(Dataset entries on figures)
━━━━━━━━━━
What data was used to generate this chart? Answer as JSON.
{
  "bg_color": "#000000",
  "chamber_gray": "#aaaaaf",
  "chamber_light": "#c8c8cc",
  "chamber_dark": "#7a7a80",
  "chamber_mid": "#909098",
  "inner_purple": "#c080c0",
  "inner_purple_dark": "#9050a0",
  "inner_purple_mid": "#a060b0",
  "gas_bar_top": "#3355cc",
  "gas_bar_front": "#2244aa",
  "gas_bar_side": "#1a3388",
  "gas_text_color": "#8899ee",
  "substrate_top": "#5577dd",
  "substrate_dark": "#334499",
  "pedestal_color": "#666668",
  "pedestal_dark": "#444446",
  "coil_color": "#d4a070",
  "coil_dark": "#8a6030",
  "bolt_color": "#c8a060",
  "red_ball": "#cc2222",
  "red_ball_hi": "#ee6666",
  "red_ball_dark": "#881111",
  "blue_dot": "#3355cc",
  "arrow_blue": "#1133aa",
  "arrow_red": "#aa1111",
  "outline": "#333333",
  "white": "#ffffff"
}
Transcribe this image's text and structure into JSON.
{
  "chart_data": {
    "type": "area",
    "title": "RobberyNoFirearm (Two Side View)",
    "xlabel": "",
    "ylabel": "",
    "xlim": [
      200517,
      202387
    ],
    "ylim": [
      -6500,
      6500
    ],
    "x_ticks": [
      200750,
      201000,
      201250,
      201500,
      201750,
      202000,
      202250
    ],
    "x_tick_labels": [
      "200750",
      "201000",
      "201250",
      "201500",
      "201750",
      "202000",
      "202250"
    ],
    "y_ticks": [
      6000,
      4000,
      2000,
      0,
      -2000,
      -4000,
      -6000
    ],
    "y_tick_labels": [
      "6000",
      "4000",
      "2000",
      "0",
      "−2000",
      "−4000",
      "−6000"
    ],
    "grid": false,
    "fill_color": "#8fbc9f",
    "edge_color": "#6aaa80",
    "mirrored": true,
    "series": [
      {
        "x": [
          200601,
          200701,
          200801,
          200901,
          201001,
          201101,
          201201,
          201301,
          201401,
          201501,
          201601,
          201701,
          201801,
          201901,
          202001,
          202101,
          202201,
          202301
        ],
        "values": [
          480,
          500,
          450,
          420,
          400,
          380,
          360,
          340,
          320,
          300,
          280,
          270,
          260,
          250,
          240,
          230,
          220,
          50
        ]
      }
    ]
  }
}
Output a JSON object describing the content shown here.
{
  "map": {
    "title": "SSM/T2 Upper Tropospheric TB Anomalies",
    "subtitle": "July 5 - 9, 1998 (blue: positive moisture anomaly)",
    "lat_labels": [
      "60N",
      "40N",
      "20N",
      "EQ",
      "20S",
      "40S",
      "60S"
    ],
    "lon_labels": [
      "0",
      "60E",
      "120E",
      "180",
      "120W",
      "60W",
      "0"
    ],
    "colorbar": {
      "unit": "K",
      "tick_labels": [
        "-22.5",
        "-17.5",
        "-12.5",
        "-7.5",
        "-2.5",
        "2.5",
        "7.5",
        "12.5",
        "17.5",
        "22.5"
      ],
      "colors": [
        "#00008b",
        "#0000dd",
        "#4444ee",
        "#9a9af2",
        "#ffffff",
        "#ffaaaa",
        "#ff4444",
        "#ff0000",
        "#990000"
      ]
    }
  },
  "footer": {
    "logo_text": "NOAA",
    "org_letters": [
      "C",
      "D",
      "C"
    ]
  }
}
━━━━━━━━━━
◆ **Task goal**: Extract, from the listing above, every line where the string "this" occurs.

◆ **Task result**:
What data was used to generate this chart? Answer as JSON.
Transcribe this image's text and structure into JSON.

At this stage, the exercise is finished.